PROBLEM STATEMENT: Reproduce the entries below from their first line through the line that contains "annotation-line: their own", including both ends.

— BEGIN —

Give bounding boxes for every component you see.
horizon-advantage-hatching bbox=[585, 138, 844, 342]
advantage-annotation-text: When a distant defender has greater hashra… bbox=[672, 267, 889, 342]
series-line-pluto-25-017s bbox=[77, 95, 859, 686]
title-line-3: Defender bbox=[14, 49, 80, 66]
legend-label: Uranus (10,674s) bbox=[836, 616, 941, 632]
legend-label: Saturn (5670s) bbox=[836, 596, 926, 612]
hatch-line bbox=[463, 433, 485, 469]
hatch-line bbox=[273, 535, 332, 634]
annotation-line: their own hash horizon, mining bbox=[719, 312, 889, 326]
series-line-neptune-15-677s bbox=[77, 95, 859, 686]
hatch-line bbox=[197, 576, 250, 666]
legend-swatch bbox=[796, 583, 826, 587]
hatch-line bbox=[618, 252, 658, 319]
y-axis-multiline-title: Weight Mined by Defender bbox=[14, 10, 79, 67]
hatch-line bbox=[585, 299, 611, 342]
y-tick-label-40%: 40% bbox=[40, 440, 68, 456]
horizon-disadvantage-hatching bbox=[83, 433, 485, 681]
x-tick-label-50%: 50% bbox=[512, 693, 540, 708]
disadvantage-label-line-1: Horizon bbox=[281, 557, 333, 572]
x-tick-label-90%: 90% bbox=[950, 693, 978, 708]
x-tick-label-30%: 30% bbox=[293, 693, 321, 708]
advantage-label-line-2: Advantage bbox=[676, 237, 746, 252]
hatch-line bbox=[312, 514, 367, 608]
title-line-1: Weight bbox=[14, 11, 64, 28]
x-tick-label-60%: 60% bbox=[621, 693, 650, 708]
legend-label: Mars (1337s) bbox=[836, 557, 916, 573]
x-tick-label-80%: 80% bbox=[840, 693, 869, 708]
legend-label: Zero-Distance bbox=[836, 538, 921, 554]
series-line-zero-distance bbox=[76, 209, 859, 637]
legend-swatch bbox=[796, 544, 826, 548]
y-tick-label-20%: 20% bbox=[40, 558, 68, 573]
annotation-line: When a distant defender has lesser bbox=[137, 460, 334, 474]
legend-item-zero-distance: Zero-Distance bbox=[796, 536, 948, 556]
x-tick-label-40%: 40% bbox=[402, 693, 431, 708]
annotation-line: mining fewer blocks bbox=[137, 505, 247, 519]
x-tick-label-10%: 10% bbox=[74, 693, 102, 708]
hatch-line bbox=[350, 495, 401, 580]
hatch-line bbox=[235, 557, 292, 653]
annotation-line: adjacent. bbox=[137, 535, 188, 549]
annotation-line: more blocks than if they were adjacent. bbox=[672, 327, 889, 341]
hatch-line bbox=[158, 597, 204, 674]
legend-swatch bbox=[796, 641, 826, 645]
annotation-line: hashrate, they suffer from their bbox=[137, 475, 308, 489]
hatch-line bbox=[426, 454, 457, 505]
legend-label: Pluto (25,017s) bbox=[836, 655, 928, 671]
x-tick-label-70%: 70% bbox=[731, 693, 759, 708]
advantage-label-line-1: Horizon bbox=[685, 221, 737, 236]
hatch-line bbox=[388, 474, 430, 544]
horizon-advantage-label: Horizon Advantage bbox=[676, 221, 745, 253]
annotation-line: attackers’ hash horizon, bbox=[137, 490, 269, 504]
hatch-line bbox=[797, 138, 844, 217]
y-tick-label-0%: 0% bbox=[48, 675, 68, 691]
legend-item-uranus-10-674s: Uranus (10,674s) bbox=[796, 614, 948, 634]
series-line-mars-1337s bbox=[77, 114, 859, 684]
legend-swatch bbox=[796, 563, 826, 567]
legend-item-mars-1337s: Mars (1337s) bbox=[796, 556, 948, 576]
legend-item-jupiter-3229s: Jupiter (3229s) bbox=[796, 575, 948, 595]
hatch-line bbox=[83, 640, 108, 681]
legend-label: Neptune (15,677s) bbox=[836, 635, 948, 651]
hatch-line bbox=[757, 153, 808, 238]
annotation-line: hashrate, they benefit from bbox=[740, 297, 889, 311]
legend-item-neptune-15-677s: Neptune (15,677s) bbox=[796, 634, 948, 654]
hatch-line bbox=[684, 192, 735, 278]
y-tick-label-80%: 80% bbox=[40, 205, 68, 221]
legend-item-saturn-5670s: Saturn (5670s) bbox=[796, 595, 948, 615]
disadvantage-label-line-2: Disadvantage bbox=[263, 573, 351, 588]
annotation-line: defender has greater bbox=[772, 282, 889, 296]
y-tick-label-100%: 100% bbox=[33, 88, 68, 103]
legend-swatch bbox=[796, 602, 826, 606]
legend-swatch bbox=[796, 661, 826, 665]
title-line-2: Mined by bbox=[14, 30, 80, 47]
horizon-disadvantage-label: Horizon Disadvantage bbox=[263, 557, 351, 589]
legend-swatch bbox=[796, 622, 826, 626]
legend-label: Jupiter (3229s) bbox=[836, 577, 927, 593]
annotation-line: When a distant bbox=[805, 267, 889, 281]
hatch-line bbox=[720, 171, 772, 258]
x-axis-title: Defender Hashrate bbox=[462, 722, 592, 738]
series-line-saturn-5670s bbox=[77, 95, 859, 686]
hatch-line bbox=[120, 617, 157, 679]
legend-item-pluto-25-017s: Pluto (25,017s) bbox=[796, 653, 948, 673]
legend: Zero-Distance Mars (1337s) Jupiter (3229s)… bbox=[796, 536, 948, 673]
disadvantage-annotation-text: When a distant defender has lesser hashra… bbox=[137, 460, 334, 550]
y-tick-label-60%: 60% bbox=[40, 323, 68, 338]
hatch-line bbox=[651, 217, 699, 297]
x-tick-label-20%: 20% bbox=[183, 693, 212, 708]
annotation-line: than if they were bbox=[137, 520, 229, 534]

— END —

EXERCISE ANSWER:
Give bounding boxes for every component you see.
horizon-advantage-hatching bbox=[585, 138, 844, 342]
advantage-annotation-text: When a distant defender has greater hashra… bbox=[672, 267, 889, 342]
series-line-pluto-25-017s bbox=[77, 95, 859, 686]
title-line-3: Defender bbox=[14, 49, 80, 66]
legend-label: Uranus (10,674s) bbox=[836, 616, 941, 632]
legend-label: Saturn (5670s) bbox=[836, 596, 926, 612]
hatch-line bbox=[463, 433, 485, 469]
hatch-line bbox=[273, 535, 332, 634]
annotation-line: their own hash horizon, mining bbox=[719, 312, 889, 326]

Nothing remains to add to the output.